Dataset rows
○ ○ ○ ○

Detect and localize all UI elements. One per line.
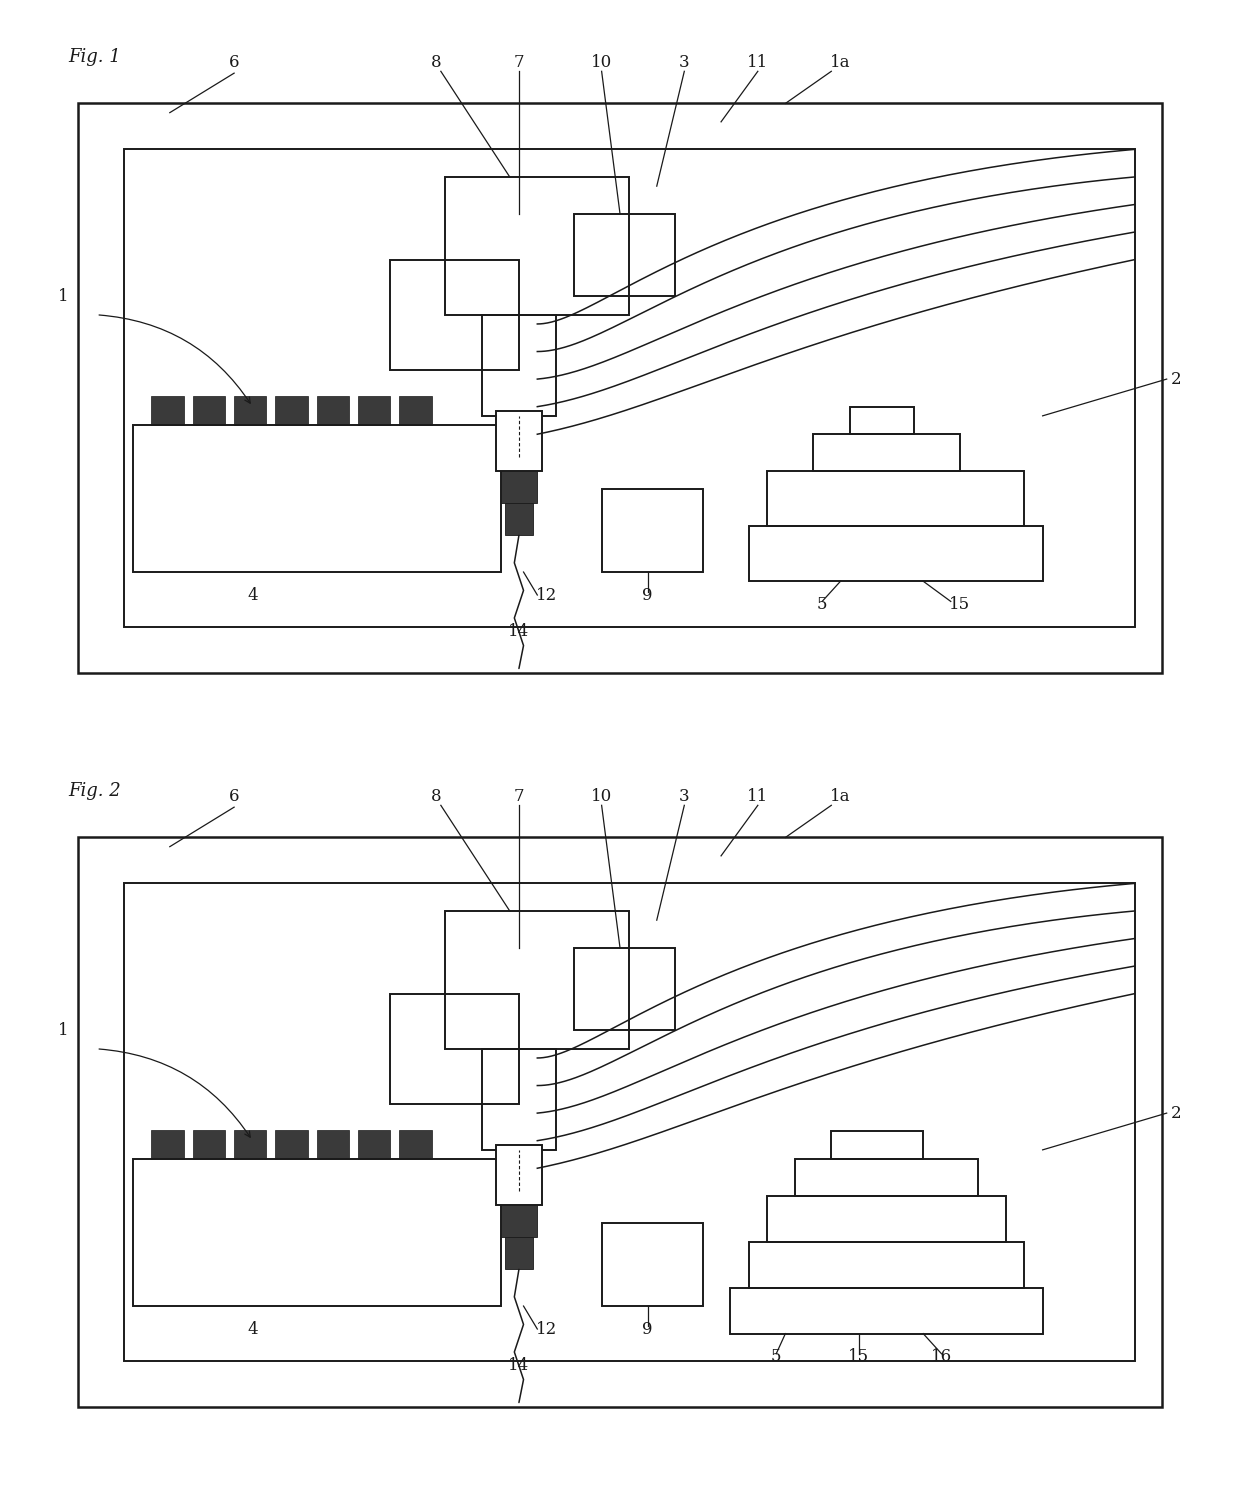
Text: 7: 7 — [513, 54, 525, 70]
Text: 1: 1 — [58, 288, 68, 306]
Bar — [496, 1146, 542, 1204]
Bar — [849, 406, 914, 434]
Bar — [124, 884, 1135, 1362]
Bar — [749, 1242, 1024, 1288]
Text: 3: 3 — [680, 54, 689, 70]
Text: 15: 15 — [848, 1348, 869, 1365]
Bar — [151, 395, 184, 425]
Bar — [601, 490, 703, 572]
Bar — [124, 150, 1135, 628]
Bar — [749, 526, 1043, 581]
Bar — [151, 1129, 184, 1159]
Text: 5: 5 — [771, 1348, 781, 1365]
FancyArrowPatch shape — [99, 315, 250, 403]
Bar — [445, 911, 629, 1049]
Text: 12: 12 — [536, 587, 557, 604]
Text: 6: 6 — [229, 788, 239, 804]
Bar — [501, 470, 537, 503]
Text: 9: 9 — [642, 587, 652, 604]
Bar — [730, 1288, 1043, 1333]
Bar — [358, 1129, 391, 1159]
Text: 3: 3 — [680, 788, 689, 804]
Bar — [133, 1159, 501, 1306]
Bar — [234, 1129, 267, 1159]
Text: 1a: 1a — [831, 54, 851, 70]
Bar — [831, 1131, 924, 1159]
Bar — [192, 1129, 224, 1159]
Bar — [78, 837, 1162, 1407]
Text: 2: 2 — [1172, 1104, 1182, 1122]
Bar — [316, 395, 348, 425]
Bar — [445, 177, 629, 315]
Text: 5: 5 — [817, 596, 827, 613]
Text: 7: 7 — [513, 788, 525, 804]
Text: 4: 4 — [247, 1321, 258, 1338]
FancyArrowPatch shape — [99, 1049, 250, 1137]
Text: 10: 10 — [591, 788, 613, 804]
Bar — [501, 1204, 537, 1237]
Text: 11: 11 — [748, 54, 769, 70]
Bar — [482, 1049, 556, 1150]
Bar — [316, 1129, 348, 1159]
Bar — [234, 395, 267, 425]
Bar — [482, 315, 556, 416]
Text: Fig. 2: Fig. 2 — [68, 782, 122, 800]
Bar — [768, 470, 1024, 526]
Text: 1a: 1a — [831, 788, 851, 804]
Text: 14: 14 — [508, 1357, 529, 1374]
Bar — [795, 1159, 978, 1195]
Bar — [391, 993, 518, 1104]
Bar — [399, 1129, 432, 1159]
Bar — [496, 412, 542, 470]
Text: Fig. 1: Fig. 1 — [68, 48, 122, 66]
Text: 16: 16 — [931, 1348, 952, 1365]
Bar — [391, 259, 518, 370]
Text: 8: 8 — [432, 54, 441, 70]
Text: 9: 9 — [642, 1321, 652, 1338]
Bar — [275, 395, 308, 425]
Text: 12: 12 — [536, 1321, 557, 1338]
Text: 4: 4 — [247, 587, 258, 604]
Bar — [768, 1195, 1006, 1242]
Bar — [275, 1129, 308, 1159]
Text: 2: 2 — [1172, 370, 1182, 388]
Bar — [133, 425, 501, 572]
Bar — [78, 103, 1162, 673]
Bar — [505, 503, 533, 535]
Text: 14: 14 — [508, 623, 529, 640]
Bar — [813, 434, 960, 470]
Bar — [192, 395, 224, 425]
Text: 1: 1 — [58, 1022, 68, 1040]
Text: 15: 15 — [950, 596, 971, 613]
Bar — [505, 1237, 533, 1269]
Bar — [574, 214, 675, 297]
Bar — [574, 948, 675, 1031]
Text: 11: 11 — [748, 788, 769, 804]
Bar — [601, 1224, 703, 1306]
Text: 6: 6 — [229, 54, 239, 70]
Bar — [399, 395, 432, 425]
Text: 10: 10 — [591, 54, 613, 70]
Text: 8: 8 — [432, 788, 441, 804]
Bar — [358, 395, 391, 425]
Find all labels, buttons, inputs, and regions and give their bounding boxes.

○ ○ ○ ○

*Task prompt*.
Can you copy out the records above, swapping every "FancyArrowPatch shape" for "Arrow" and keeping all else the same? Leave the picture out.

*Answer to this exercise*.
Detect and localize all UI elements. One per line.
Text: 7: 7 — [513, 54, 525, 70]
Text: 1: 1 — [58, 288, 68, 306]
Bar — [496, 1146, 542, 1204]
Bar — [849, 406, 914, 434]
Bar — [124, 884, 1135, 1362]
Bar — [749, 1242, 1024, 1288]
Text: 3: 3 — [680, 54, 689, 70]
Text: 15: 15 — [848, 1348, 869, 1365]
Bar — [151, 395, 184, 425]
Bar — [601, 490, 703, 572]
Bar — [124, 150, 1135, 628]
Bar — [749, 526, 1043, 581]
Bar — [151, 1129, 184, 1159]
Text: 5: 5 — [771, 1348, 781, 1365]
Arrow — [99, 315, 250, 403]
Bar — [445, 911, 629, 1049]
Text: 12: 12 — [536, 587, 557, 604]
Text: 6: 6 — [229, 788, 239, 804]
Bar — [501, 470, 537, 503]
Text: 9: 9 — [642, 587, 652, 604]
Bar — [730, 1288, 1043, 1333]
Bar — [358, 1129, 391, 1159]
Text: 3: 3 — [680, 788, 689, 804]
Bar — [133, 1159, 501, 1306]
Bar — [234, 1129, 267, 1159]
Text: 1a: 1a — [831, 54, 851, 70]
Bar — [831, 1131, 924, 1159]
Bar — [192, 1129, 224, 1159]
Bar — [78, 837, 1162, 1407]
Text: 2: 2 — [1172, 1104, 1182, 1122]
Bar — [316, 395, 348, 425]
Bar — [445, 177, 629, 315]
Text: 5: 5 — [817, 596, 827, 613]
Text: 7: 7 — [513, 788, 525, 804]
Text: 4: 4 — [247, 1321, 258, 1338]
Arrow — [99, 1049, 250, 1137]
Text: 10: 10 — [591, 788, 613, 804]
Bar — [501, 1204, 537, 1237]
Text: 11: 11 — [748, 54, 769, 70]
Bar — [482, 1049, 556, 1150]
Bar — [316, 1129, 348, 1159]
Bar — [234, 395, 267, 425]
Bar — [482, 315, 556, 416]
Text: Fig. 2: Fig. 2 — [68, 782, 122, 800]
Bar — [768, 470, 1024, 526]
Text: 1a: 1a — [831, 788, 851, 804]
Text: 14: 14 — [508, 1357, 529, 1374]
Bar — [795, 1159, 978, 1195]
Bar — [391, 993, 518, 1104]
Bar — [399, 1129, 432, 1159]
Bar — [496, 412, 542, 470]
Text: Fig. 1: Fig. 1 — [68, 48, 122, 66]
Text: 16: 16 — [931, 1348, 952, 1365]
Bar — [391, 259, 518, 370]
Text: 8: 8 — [432, 54, 441, 70]
Text: 9: 9 — [642, 1321, 652, 1338]
Bar — [275, 395, 308, 425]
Text: 12: 12 — [536, 1321, 557, 1338]
Text: 4: 4 — [247, 587, 258, 604]
Bar — [768, 1195, 1006, 1242]
Bar — [275, 1129, 308, 1159]
Text: 2: 2 — [1172, 370, 1182, 388]
Bar — [133, 425, 501, 572]
Bar — [78, 103, 1162, 673]
Bar — [505, 503, 533, 535]
Text: 14: 14 — [508, 623, 529, 640]
Bar — [813, 434, 960, 470]
Bar — [192, 395, 224, 425]
Text: 1: 1 — [58, 1022, 68, 1040]
Text: 15: 15 — [950, 596, 971, 613]
Bar — [505, 1237, 533, 1269]
Bar — [574, 214, 675, 297]
Bar — [574, 948, 675, 1031]
Text: 11: 11 — [748, 788, 769, 804]
Bar — [601, 1224, 703, 1306]
Text: 6: 6 — [229, 54, 239, 70]
Bar — [399, 395, 432, 425]
Text: 10: 10 — [591, 54, 613, 70]
Text: 8: 8 — [432, 788, 441, 804]
Bar — [358, 395, 391, 425]
Find all labels, buttons, inputs, and regions and give their bounding boxes.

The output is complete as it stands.